* _Aim_: Quote every entry word for word.

* _Provided records_:
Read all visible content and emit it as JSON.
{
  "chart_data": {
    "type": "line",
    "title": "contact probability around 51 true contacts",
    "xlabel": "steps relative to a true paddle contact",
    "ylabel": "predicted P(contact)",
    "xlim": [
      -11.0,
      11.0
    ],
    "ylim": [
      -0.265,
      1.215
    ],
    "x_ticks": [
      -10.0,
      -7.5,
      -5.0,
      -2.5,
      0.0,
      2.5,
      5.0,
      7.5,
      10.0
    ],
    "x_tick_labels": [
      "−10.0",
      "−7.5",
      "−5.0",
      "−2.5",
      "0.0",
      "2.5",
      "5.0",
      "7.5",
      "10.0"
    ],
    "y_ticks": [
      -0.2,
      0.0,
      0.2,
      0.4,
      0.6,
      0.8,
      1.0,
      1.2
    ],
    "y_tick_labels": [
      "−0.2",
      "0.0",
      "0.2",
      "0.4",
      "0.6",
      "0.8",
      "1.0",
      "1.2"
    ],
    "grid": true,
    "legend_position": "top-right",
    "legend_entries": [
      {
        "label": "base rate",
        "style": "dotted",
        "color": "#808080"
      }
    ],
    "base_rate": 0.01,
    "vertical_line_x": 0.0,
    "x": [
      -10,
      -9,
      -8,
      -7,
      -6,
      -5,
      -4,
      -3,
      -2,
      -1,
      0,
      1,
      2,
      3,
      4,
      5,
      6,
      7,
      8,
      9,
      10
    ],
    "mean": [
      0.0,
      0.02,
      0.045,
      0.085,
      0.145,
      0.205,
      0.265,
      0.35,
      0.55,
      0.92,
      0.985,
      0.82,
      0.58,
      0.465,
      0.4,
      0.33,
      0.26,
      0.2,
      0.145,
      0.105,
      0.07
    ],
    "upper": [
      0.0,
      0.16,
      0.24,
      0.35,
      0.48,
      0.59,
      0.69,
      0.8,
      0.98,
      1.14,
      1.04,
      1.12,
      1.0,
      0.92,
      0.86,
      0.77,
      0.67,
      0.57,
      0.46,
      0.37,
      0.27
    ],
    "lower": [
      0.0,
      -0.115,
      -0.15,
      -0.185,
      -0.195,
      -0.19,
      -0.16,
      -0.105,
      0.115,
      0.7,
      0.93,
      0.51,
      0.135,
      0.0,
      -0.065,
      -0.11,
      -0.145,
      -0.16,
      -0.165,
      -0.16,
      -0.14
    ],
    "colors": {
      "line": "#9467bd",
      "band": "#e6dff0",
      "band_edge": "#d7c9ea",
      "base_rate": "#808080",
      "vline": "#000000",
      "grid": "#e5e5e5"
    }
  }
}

* _Output for this exercise_:
Read all visible content and emit it as JSON.
{
  "chart_data": {
    "type": "line",
    "title": "contact probability around 51 true contacts",
    "xlabel": "steps relative to a true paddle contact",
    "ylabel": "predicted P(contact)",
    "xlim": [
      -11.0,
      11.0
    ],
    "ylim": [
      -0.265,
      1.215
    ],
    "x_ticks": [
      -10.0,
      -7.5,
      -5.0,
      -2.5,
      0.0,
      2.5,
      5.0,
      7.5,
      10.0
    ],
    "x_tick_labels": [
      "−10.0",
      "−7.5",
      "−5.0",
      "−2.5",
      "0.0",
      "2.5",
      "5.0",
      "7.5",
      "10.0"
    ],
    "y_ticks": [
      -0.2,
      0.0,
      0.2,
      0.4,
      0.6,
      0.8,
      1.0,
      1.2
    ],
    "y_tick_labels": [
      "−0.2",
      "0.0",
      "0.2",
      "0.4",
      "0.6",
      "0.8",
      "1.0",
      "1.2"
    ],
    "grid": true,
    "legend_position": "top-right",
    "legend_entries": [
      {
        "label": "base rate",
        "style": "dotted",
        "color": "#808080"
      }
    ],
    "base_rate": 0.01,
    "vertical_line_x": 0.0,
    "x": [
      -10,
      -9,
      -8,
      -7,
      -6,
      -5,
      -4,
      -3,
      -2,
      -1,
      0,
      1,
      2,
      3,
      4,
      5,
      6,
      7,
      8,
      9,
      10
    ],
    "mean": [
      0.0,
      0.02,
      0.045,
      0.085,
      0.145,
      0.205,
      0.265,
      0.35,
      0.55,
      0.92,
      0.985,
      0.82,
      0.58,
      0.465,
      0.4,
      0.33,
      0.26,
      0.2,
      0.145,
      0.105,
      0.07
    ],
    "upper": [
      0.0,
      0.16,
      0.24,
      0.35,
      0.48,
      0.59,
      0.69,
      0.8,
      0.98,
      1.14,
      1.04,
      1.12,
      1.0,
      0.92,
      0.86,
      0.77,
      0.67,
      0.57,
      0.46,
      0.37,
      0.27
    ],
    "lower": [
      0.0,
      -0.115,
      -0.15,
      -0.185,
      -0.195,
      -0.19,
      -0.16,
      -0.105,
      0.115,
      0.7,
      0.93,
      0.51,
      0.135,
      0.0,
      -0.065,
      -0.11,
      -0.145,
      -0.16,
      -0.165,
      -0.16,
      -0.14
    ],
    "colors": {
      "line": "#9467bd",
      "band": "#e6dff0",
      "band_edge": "#d7c9ea",
      "base_rate": "#808080",
      "vline": "#000000",
      "grid": "#e5e5e5"
    }
  }
}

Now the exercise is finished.